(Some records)
▼

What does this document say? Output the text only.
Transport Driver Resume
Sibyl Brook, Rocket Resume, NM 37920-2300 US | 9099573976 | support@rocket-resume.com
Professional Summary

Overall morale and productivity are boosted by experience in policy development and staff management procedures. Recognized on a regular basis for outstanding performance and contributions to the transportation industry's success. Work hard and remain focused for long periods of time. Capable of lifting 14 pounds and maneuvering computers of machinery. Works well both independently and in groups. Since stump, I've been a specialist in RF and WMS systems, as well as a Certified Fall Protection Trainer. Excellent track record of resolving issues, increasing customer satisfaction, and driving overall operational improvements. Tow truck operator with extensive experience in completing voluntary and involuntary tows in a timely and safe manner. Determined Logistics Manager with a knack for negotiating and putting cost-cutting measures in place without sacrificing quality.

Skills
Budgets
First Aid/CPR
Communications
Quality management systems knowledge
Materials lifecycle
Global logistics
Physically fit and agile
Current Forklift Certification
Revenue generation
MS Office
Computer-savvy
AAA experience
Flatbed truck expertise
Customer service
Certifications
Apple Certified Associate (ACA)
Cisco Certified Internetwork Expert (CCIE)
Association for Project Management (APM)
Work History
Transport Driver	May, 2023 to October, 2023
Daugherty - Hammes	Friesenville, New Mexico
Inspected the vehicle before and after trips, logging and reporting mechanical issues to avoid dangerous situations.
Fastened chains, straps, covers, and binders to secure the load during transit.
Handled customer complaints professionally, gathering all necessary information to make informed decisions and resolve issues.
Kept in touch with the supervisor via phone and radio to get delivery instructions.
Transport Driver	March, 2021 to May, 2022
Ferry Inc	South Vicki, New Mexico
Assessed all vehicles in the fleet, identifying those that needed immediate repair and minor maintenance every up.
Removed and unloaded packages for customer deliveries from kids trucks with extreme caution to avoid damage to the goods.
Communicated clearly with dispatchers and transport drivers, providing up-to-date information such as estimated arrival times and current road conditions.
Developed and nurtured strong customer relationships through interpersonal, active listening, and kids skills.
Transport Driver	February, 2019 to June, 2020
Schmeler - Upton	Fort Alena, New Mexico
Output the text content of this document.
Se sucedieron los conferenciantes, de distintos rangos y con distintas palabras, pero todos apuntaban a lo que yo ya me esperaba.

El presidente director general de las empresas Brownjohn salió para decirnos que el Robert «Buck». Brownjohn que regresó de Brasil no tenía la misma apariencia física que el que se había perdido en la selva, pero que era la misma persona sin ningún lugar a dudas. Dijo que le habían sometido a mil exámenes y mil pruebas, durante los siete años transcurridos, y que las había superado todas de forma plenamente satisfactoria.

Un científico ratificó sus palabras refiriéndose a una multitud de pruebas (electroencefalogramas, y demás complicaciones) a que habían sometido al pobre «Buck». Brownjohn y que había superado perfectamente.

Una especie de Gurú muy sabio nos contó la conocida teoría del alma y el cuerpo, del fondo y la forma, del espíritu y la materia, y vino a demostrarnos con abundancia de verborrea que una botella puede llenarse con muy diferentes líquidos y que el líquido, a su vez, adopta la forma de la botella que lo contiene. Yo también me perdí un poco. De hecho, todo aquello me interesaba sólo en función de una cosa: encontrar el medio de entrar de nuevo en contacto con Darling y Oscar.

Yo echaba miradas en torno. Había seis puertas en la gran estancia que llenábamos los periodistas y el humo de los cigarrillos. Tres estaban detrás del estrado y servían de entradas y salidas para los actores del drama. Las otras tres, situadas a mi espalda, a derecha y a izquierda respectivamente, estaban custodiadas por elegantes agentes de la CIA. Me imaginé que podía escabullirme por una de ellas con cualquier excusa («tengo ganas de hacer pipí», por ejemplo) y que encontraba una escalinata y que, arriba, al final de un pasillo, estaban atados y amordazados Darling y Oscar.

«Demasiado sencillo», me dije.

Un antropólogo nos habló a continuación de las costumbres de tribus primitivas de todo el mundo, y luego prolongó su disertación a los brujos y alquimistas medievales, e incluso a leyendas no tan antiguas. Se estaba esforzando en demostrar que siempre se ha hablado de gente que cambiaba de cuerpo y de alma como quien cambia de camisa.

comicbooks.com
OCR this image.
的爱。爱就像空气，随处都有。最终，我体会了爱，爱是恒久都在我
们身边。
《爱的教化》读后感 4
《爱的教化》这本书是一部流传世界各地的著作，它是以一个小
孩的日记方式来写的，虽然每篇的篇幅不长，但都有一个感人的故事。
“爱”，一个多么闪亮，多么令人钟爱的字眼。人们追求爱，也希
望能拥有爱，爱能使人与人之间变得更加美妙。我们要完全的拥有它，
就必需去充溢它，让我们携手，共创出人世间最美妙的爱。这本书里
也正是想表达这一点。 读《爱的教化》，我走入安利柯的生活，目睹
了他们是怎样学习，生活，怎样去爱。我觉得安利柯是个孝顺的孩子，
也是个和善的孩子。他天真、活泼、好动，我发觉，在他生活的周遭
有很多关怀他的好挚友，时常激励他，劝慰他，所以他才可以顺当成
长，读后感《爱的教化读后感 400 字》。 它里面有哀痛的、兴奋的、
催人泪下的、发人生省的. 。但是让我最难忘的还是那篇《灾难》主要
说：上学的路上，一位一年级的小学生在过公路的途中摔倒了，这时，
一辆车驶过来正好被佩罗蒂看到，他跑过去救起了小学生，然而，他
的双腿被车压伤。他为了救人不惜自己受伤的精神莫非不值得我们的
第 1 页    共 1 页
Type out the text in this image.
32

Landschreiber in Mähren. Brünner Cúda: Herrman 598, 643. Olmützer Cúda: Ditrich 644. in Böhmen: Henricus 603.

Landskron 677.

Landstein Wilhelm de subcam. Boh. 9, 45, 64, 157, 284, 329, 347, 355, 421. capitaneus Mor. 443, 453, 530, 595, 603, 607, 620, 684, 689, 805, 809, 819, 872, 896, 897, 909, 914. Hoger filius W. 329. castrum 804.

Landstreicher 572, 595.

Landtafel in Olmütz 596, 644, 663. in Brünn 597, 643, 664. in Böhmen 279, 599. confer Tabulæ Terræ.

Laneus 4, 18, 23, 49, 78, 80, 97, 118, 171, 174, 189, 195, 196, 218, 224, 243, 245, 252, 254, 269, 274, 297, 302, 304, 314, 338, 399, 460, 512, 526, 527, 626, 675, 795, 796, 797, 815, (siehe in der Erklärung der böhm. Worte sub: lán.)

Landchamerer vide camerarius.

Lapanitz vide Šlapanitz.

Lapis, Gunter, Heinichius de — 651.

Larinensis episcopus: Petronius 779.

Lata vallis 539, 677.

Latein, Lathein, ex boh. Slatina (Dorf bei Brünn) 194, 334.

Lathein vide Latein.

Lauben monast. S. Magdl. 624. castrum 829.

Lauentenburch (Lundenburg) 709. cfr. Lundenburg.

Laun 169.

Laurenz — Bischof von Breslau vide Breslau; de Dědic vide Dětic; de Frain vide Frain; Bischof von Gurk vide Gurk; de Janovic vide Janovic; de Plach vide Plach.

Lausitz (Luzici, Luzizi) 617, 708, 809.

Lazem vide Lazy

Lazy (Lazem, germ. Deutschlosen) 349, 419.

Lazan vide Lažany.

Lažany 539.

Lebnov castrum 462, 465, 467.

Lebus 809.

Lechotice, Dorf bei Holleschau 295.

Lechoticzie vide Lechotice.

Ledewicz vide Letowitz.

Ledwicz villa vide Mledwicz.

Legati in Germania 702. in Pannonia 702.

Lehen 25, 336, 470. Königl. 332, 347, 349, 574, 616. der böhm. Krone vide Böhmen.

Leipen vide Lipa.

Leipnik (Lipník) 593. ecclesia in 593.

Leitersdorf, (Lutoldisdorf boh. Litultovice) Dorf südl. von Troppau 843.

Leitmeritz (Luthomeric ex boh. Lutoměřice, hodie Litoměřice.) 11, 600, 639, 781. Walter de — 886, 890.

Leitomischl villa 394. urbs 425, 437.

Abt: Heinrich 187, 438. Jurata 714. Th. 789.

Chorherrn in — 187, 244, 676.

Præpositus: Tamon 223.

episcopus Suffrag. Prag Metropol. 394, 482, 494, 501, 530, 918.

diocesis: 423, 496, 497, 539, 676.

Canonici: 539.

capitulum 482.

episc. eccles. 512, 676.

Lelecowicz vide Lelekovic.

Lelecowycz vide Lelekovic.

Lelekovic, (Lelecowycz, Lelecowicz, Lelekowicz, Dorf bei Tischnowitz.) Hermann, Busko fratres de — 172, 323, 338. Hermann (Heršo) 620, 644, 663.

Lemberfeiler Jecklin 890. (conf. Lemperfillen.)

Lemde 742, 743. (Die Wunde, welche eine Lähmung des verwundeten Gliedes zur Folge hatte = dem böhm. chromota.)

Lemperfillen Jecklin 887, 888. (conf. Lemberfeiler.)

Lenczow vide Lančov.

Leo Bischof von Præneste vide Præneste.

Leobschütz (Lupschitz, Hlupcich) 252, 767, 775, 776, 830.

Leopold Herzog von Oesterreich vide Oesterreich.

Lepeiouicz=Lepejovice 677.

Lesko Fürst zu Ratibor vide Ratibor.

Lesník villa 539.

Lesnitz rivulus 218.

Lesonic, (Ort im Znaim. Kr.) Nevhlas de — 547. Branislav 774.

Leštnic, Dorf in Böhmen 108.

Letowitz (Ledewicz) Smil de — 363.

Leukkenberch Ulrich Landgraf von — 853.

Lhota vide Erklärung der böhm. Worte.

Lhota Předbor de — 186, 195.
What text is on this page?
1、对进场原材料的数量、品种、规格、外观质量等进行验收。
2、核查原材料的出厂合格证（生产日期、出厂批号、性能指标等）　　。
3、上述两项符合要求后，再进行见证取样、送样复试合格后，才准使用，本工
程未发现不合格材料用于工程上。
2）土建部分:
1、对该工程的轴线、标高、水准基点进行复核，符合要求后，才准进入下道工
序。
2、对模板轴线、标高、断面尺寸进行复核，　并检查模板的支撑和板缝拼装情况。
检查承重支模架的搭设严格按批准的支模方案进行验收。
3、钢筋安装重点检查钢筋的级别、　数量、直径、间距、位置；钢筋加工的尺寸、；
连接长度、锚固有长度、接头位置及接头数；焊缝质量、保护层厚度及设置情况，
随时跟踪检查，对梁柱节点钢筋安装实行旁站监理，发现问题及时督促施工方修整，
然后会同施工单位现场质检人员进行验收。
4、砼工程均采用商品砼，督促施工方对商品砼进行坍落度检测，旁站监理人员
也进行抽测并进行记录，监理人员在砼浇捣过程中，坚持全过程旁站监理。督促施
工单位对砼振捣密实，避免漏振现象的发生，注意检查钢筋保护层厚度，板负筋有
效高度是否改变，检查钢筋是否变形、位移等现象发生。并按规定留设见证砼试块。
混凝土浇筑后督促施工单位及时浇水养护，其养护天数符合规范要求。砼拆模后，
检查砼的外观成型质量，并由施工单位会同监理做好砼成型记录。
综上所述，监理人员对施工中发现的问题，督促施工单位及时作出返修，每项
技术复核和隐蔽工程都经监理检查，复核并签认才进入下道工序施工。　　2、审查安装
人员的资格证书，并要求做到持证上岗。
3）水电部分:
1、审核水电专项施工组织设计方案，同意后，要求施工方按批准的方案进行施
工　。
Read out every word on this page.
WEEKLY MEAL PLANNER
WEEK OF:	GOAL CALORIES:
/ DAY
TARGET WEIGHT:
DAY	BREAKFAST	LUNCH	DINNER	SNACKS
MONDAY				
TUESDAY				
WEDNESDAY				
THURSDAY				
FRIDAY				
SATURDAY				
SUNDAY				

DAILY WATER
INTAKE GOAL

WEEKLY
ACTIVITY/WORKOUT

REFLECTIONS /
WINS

▲

WHAT THE EXERCISE ASKS: Copy out each line of the data where the string "Buck" appears.

THE SOLUTION:
El presidente director general de las empresas Brownjohn salió para decirnos que el Robert «Buck». Brownjohn que regresó de Brasil no tenía la misma apariencia física que el que se había perdido en la selva, pero que era la misma persona sin ningún lugar a dudas. Dijo que le habían sometido a mil exámenes y mil pruebas, durante los siete años transcurridos, y que las había superado todas de forma plenamente satisfactoria.
Un científico ratificó sus palabras refiriéndose a una multitud de pruebas (electroencefalogramas, y demás complicaciones) a que habían sometido al pobre «Buck». Brownjohn y que había superado perfectamente.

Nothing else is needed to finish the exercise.